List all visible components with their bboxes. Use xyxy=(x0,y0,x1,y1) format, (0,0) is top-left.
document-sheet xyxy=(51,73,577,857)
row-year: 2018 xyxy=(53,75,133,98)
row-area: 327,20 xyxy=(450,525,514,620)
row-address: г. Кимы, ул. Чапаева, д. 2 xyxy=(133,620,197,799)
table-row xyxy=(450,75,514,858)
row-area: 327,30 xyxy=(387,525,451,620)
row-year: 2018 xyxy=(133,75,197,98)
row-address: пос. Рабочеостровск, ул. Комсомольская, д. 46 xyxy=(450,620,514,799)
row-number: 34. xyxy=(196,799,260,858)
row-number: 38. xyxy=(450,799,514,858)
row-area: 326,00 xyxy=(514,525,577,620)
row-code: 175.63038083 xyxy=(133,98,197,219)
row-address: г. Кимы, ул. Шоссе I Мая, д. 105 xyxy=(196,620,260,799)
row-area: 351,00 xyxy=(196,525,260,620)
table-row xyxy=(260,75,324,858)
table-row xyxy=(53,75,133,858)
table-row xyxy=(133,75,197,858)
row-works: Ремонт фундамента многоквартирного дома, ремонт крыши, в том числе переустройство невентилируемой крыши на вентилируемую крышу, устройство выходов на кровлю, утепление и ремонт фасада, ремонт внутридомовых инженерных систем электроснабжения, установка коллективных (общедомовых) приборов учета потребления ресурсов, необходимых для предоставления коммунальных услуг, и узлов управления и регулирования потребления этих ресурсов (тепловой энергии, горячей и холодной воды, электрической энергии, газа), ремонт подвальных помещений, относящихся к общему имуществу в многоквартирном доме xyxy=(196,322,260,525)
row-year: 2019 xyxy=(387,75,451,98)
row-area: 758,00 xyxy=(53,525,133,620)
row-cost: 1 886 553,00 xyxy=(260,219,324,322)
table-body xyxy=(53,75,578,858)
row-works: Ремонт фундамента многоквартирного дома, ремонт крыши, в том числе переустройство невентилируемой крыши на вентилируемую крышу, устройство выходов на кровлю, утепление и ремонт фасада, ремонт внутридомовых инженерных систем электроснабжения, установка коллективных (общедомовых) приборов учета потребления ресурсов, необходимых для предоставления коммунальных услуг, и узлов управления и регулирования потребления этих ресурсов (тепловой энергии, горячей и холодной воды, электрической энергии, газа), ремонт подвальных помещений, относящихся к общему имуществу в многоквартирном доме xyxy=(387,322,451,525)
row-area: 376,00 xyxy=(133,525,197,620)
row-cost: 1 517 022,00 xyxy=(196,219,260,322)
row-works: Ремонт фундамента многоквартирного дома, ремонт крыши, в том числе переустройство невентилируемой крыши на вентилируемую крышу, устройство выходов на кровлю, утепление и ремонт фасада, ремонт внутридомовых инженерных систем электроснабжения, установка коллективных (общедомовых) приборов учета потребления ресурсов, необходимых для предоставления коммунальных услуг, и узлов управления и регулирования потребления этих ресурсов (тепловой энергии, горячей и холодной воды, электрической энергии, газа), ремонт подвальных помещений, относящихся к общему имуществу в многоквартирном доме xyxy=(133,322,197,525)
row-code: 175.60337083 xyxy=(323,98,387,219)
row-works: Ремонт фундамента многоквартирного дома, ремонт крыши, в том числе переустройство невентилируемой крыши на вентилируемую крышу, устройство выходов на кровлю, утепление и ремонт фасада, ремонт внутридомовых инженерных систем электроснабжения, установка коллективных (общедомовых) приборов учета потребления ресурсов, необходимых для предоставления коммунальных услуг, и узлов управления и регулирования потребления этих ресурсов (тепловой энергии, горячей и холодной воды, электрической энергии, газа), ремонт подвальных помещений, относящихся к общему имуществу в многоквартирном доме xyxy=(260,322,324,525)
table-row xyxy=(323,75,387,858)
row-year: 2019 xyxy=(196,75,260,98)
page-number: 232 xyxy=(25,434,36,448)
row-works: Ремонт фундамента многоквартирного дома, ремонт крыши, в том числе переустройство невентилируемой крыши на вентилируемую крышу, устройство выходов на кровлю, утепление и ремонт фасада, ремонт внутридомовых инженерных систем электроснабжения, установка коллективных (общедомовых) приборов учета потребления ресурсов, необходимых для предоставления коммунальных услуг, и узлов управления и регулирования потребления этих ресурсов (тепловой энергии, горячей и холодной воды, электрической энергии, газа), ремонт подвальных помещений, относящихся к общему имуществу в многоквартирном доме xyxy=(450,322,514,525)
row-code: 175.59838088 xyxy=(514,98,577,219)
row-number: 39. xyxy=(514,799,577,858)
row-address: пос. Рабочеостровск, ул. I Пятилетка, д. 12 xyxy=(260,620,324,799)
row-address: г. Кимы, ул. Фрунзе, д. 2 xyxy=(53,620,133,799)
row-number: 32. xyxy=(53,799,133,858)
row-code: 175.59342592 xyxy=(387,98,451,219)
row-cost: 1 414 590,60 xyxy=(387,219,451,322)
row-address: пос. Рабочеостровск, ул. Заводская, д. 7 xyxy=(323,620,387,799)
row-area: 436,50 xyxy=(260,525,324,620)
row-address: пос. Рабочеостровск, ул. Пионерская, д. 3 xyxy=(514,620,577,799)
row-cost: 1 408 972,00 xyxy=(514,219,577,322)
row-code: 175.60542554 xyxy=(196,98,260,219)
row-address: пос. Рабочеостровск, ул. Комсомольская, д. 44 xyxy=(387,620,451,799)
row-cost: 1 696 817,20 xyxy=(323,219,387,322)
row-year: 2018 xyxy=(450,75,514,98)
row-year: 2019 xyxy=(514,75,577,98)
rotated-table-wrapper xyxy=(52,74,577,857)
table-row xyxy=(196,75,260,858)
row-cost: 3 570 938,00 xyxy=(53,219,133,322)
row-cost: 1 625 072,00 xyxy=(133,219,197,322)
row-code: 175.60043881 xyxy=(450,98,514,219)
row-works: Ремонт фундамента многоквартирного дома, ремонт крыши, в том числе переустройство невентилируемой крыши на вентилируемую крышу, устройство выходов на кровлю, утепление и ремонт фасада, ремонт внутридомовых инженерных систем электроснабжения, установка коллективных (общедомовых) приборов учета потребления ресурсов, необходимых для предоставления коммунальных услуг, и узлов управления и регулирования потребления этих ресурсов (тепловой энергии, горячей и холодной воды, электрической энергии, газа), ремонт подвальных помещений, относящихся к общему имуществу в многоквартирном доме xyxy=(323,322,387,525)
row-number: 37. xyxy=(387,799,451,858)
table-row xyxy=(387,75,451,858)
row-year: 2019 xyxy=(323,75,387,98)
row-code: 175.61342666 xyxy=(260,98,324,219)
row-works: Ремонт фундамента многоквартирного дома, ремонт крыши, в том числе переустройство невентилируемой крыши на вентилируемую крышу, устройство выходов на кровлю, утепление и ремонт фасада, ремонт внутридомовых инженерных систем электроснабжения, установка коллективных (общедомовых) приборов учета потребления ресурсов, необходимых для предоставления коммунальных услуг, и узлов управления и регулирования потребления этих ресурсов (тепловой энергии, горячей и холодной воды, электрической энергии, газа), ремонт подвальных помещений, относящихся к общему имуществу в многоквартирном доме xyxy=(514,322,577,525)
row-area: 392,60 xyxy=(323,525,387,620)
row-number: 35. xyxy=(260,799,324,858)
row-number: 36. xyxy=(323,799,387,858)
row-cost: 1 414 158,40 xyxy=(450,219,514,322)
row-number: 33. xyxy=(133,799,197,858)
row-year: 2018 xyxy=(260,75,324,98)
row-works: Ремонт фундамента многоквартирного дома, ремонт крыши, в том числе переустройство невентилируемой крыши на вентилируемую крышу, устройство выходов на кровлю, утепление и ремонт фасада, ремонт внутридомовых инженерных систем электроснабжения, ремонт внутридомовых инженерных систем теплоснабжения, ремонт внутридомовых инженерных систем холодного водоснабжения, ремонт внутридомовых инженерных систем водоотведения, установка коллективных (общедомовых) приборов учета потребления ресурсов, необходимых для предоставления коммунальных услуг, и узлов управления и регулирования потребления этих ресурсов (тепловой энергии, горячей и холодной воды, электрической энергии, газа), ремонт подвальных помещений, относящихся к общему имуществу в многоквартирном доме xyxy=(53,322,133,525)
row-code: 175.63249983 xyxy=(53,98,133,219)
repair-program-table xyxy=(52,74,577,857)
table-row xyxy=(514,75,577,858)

**What the exercise asks:** Copy out verbatim the items from the very first line through the line containing "row-number: 34. xyxy=(196,799,260,858)", both ends included.

**Problem solution:**
List all visible components with their bboxes. Use xyxy=(x0,y0,x1,y1) format, (0,0) is top-left.
document-sheet xyxy=(51,73,577,857)
row-year: 2018 xyxy=(53,75,133,98)
row-area: 327,20 xyxy=(450,525,514,620)
row-address: г. Кимы, ул. Чапаева, д. 2 xyxy=(133,620,197,799)
table-row xyxy=(450,75,514,858)
row-area: 327,30 xyxy=(387,525,451,620)
row-year: 2018 xyxy=(133,75,197,98)
row-address: пос. Рабочеостровск, ул. Комсомольская, д. 46 xyxy=(450,620,514,799)
row-number: 34. xyxy=(196,799,260,858)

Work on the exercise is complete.